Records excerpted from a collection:
☆ ☆ ☆ ☆

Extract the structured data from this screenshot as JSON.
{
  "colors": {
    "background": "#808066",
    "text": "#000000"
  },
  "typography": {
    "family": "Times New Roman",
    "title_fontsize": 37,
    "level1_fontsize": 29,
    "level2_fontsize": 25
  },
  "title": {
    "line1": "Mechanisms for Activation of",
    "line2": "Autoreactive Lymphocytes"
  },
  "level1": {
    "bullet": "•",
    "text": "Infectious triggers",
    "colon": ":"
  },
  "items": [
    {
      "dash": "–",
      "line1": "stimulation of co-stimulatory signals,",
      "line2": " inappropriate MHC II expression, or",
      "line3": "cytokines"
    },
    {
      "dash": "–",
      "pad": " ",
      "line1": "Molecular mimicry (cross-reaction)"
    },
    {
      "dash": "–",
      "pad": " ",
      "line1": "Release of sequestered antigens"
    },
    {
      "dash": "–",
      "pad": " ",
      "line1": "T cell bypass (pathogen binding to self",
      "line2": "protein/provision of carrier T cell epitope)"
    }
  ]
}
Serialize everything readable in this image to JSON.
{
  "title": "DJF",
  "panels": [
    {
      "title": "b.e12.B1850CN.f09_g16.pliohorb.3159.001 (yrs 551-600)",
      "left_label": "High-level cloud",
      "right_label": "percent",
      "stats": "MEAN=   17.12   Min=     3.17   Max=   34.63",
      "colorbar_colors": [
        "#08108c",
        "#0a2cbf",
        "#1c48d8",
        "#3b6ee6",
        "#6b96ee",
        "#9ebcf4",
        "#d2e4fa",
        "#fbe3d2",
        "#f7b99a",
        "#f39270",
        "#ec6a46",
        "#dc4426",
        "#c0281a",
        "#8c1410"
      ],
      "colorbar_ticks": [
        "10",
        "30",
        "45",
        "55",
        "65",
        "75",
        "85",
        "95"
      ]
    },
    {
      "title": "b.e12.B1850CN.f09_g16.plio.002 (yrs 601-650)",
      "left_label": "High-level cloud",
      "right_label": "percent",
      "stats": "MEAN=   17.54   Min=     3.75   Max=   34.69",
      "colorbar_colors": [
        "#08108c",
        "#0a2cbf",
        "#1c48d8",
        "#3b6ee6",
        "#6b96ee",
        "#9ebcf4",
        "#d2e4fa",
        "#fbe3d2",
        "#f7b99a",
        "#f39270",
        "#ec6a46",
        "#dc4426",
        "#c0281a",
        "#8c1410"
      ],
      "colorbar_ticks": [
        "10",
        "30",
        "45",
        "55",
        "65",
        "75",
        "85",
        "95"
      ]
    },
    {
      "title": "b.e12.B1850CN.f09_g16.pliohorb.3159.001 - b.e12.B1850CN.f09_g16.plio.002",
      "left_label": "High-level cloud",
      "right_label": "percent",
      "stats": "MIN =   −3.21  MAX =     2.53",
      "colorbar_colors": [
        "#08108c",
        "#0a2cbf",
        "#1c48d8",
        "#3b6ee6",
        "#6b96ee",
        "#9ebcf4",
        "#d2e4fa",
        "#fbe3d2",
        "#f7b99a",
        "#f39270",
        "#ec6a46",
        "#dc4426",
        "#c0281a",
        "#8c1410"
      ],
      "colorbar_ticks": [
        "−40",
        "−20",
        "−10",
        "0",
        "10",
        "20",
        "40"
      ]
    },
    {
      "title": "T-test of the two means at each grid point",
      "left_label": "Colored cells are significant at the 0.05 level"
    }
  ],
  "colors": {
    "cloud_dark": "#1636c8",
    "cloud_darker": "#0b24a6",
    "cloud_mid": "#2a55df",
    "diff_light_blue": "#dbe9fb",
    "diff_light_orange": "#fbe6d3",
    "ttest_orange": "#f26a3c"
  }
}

☆ ☆ ☆ ☆

## [Work request]
Repeat the data exactly. Omit nothing.

## [Response area]
Extract the structured data from this screenshot as JSON.
{
  "colors": {
    "background": "#808066",
    "text": "#000000"
  },
  "typography": {
    "family": "Times New Roman",
    "title_fontsize": 37,
    "level1_fontsize": 29,
    "level2_fontsize": 25
  },
  "title": {
    "line1": "Mechanisms for Activation of",
    "line2": "Autoreactive Lymphocytes"
  },
  "level1": {
    "bullet": "•",
    "text": "Infectious triggers",
    "colon": ":"
  },
  "items": [
    {
      "dash": "–",
      "line1": "stimulation of co-stimulatory signals,",
      "line2": " inappropriate MHC II expression, or",
      "line3": "cytokines"
    },
    {
      "dash": "–",
      "pad": " ",
      "line1": "Molecular mimicry (cross-reaction)"
    },
    {
      "dash": "–",
      "pad": " ",
      "line1": "Release of sequestered antigens"
    },
    {
      "dash": "–",
      "pad": " ",
      "line1": "T cell bypass (pathogen binding to self",
      "line2": "protein/provision of carrier T cell epitope)"
    }
  ]
}
Serialize everything readable in this image to JSON.
{
  "title": "DJF",
  "panels": [
    {
      "title": "b.e12.B1850CN.f09_g16.pliohorb.3159.001 (yrs 551-600)",
      "left_label": "High-level cloud",
      "right_label": "percent",
      "stats": "MEAN=   17.12   Min=     3.17   Max=   34.63",
      "colorbar_colors": [
        "#08108c",
        "#0a2cbf",
        "#1c48d8",
        "#3b6ee6",
        "#6b96ee",
        "#9ebcf4",
        "#d2e4fa",
        "#fbe3d2",
        "#f7b99a",
        "#f39270",
        "#ec6a46",
        "#dc4426",
        "#c0281a",
        "#8c1410"
      ],
      "colorbar_ticks": [
        "10",
        "30",
        "45",
        "55",
        "65",
        "75",
        "85",
        "95"
      ]
    },
    {
      "title": "b.e12.B1850CN.f09_g16.plio.002 (yrs 601-650)",
      "left_label": "High-level cloud",
      "right_label": "percent",
      "stats": "MEAN=   17.54   Min=     3.75   Max=   34.69",
      "colorbar_colors": [
        "#08108c",
        "#0a2cbf",
        "#1c48d8",
        "#3b6ee6",
        "#6b96ee",
        "#9ebcf4",
        "#d2e4fa",
        "#fbe3d2",
        "#f7b99a",
        "#f39270",
        "#ec6a46",
        "#dc4426",
        "#c0281a",
        "#8c1410"
      ],
      "colorbar_ticks": [
        "10",
        "30",
        "45",
        "55",
        "65",
        "75",
        "85",
        "95"
      ]
    },
    {
      "title": "b.e12.B1850CN.f09_g16.pliohorb.3159.001 - b.e12.B1850CN.f09_g16.plio.002",
      "left_label": "High-level cloud",
      "right_label": "percent",
      "stats": "MIN =   −3.21  MAX =     2.53",
      "colorbar_colors": [
        "#08108c",
        "#0a2cbf",
        "#1c48d8",
        "#3b6ee6",
        "#6b96ee",
        "#9ebcf4",
        "#d2e4fa",
        "#fbe3d2",
        "#f7b99a",
        "#f39270",
        "#ec6a46",
        "#dc4426",
        "#c0281a",
        "#8c1410"
      ],
      "colorbar_ticks": [
        "−40",
        "−20",
        "−10",
        "0",
        "10",
        "20",
        "40"
      ]
    },
    {
      "title": "T-test of the two means at each grid point",
      "left_label": "Colored cells are significant at the 0.05 level"
    }
  ],
  "colors": {
    "cloud_dark": "#1636c8",
    "cloud_darker": "#0b24a6",
    "cloud_mid": "#2a55df",
    "diff_light_blue": "#dbe9fb",
    "diff_light_orange": "#fbe6d3",
    "ttest_orange": "#f26a3c"
  }
}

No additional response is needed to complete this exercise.